■ **PROBLEM**
Reproduce, without alteration, the entries below from the first line through the line containing "bx-series-point [407,263,409,265]", both ends included.

■ **SUPPLIED RECORDS**
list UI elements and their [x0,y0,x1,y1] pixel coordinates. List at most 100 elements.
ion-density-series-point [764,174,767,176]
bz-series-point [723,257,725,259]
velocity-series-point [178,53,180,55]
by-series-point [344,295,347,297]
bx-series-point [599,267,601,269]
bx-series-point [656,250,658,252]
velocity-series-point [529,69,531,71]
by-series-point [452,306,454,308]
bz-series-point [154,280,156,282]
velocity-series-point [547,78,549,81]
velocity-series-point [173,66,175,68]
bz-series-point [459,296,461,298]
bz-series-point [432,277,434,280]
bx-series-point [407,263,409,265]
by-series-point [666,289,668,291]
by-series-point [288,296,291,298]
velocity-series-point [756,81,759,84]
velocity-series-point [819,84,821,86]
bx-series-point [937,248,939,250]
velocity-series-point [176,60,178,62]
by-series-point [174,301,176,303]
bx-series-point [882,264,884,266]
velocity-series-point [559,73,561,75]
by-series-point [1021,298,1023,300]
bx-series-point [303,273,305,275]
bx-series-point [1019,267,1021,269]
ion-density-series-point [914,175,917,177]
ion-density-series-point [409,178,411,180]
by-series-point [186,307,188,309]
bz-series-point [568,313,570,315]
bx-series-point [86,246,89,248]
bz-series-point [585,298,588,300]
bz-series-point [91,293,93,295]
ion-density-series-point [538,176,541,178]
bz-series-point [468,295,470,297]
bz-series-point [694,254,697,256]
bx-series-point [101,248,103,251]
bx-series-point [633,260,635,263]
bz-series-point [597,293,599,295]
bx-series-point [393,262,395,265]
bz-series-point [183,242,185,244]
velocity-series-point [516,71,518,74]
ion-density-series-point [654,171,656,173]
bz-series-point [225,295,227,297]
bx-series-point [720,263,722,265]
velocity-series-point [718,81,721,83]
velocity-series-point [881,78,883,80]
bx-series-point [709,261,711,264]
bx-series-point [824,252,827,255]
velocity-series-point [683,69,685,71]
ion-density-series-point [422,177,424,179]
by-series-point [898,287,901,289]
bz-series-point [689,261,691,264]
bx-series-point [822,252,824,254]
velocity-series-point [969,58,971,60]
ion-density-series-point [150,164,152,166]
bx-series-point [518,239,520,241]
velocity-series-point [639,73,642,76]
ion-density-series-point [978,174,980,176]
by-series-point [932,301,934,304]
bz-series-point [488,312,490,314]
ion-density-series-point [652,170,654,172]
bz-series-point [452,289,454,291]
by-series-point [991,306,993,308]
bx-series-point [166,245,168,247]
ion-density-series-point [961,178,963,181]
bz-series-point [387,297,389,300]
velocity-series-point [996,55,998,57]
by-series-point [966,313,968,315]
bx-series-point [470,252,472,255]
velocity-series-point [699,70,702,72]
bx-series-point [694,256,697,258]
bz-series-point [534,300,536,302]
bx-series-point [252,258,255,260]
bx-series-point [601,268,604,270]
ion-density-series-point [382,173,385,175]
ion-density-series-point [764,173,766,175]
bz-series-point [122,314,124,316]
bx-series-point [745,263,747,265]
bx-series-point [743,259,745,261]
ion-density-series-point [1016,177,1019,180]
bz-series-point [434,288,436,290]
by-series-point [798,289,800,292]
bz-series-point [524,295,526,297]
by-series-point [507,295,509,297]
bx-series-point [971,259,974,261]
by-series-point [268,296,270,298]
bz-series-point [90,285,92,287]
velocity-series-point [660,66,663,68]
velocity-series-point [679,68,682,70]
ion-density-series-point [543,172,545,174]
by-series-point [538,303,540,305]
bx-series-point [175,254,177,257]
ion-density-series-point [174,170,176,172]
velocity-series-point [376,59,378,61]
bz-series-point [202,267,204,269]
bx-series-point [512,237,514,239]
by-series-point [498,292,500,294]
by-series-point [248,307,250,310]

■ **REPLY**
list UI elements and their [x0,y0,x1,y1] pixel coordinates. List at most 100 elements.
ion-density-series-point [764,174,767,176]
bz-series-point [723,257,725,259]
velocity-series-point [178,53,180,55]
by-series-point [344,295,347,297]
bx-series-point [599,267,601,269]
bx-series-point [656,250,658,252]
velocity-series-point [529,69,531,71]
by-series-point [452,306,454,308]
bz-series-point [154,280,156,282]
velocity-series-point [547,78,549,81]
velocity-series-point [173,66,175,68]
bz-series-point [459,296,461,298]
bz-series-point [432,277,434,280]
bx-series-point [407,263,409,265]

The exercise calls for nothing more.